◆ EXERCISE REQUIREMENTS ◆
Leave out the pictures and transcribe everything else exactly.

◆ RECORD LIST ◆
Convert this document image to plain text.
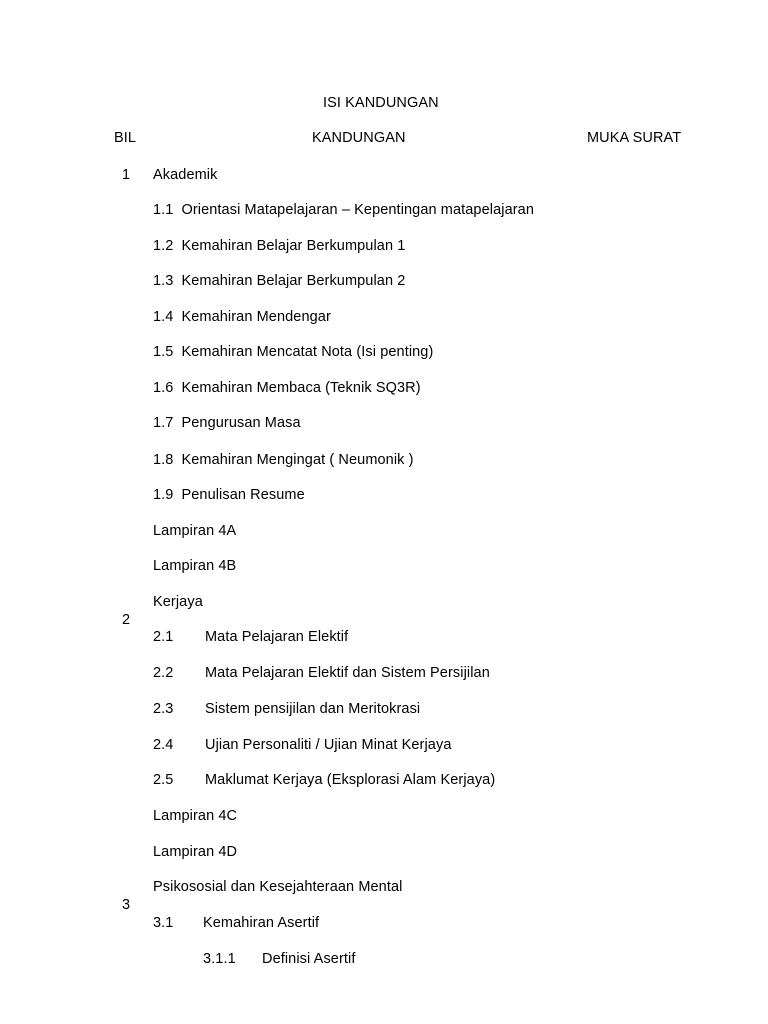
ISI KANDUNGAN
BIL	KANDUNGAN	MUKA SURAT
1 Akademik
1.1 Orientasi Matapelajaran – Kepentingan matapelajaran
1.2 Kemahiran Belajar Berkumpulan 1
1.3 Kemahiran Belajar Berkumpulan 2
1.4 Kemahiran Mendengar
1.5 Kemahiran Mencatat Nota (Isi penting)
1.6 Kemahiran Membaca (Teknik SQ3R)
1.7 Pengurusan Masa
1.8 Kemahiran Mengingat ( Neumonik )
1.9 Penulisan Resume
Lampiran 4A
Lampiran 4B
Kerjaya
2
2.1 Mata Pelajaran Elektif
2.2 Mata Pelajaran Elektif dan Sistem Persijilan
2.3 Sistem pensijilan dan Meritokrasi
2.4 Ujian Personaliti / Ujian Minat Kerjaya
2.5 Maklumat Kerjaya (Eksplorasi Alam Kerjaya)
Lampiran 4C
Lampiran 4D
Psikososial dan Kesejahteraan Mental
3
3.1 Kemahiran Asertif
3.1.1 Definisi Asertif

◆ TASK SOLUTION ◆
Convert this document image to plain text.
ISI KANDUNGAN
BIL	KANDUNGAN	MUKA SURAT
1 Akademik
1.1 Orientasi Matapelajaran – Kepentingan matapelajaran
1.2 Kemahiran Belajar Berkumpulan 1
1.3 Kemahiran Belajar Berkumpulan 2
1.4 Kemahiran Mendengar
1.5 Kemahiran Mencatat Nota (Isi penting)
1.6 Kemahiran Membaca (Teknik SQ3R)
1.7 Pengurusan Masa
1.8 Kemahiran Mengingat ( Neumonik )
1.9 Penulisan Resume
Lampiran 4A
Lampiran 4B
Kerjaya
2
2.1 Mata Pelajaran Elektif
2.2 Mata Pelajaran Elektif dan Sistem Persijilan
2.3 Sistem pensijilan dan Meritokrasi
2.4 Ujian Personaliti / Ujian Minat Kerjaya
2.5 Maklumat Kerjaya (Eksplorasi Alam Kerjaya)
Lampiran 4C
Lampiran 4D
Psikososial dan Kesejahteraan Mental
3
3.1 Kemahiran Asertif
3.1.1 Definisi Asertif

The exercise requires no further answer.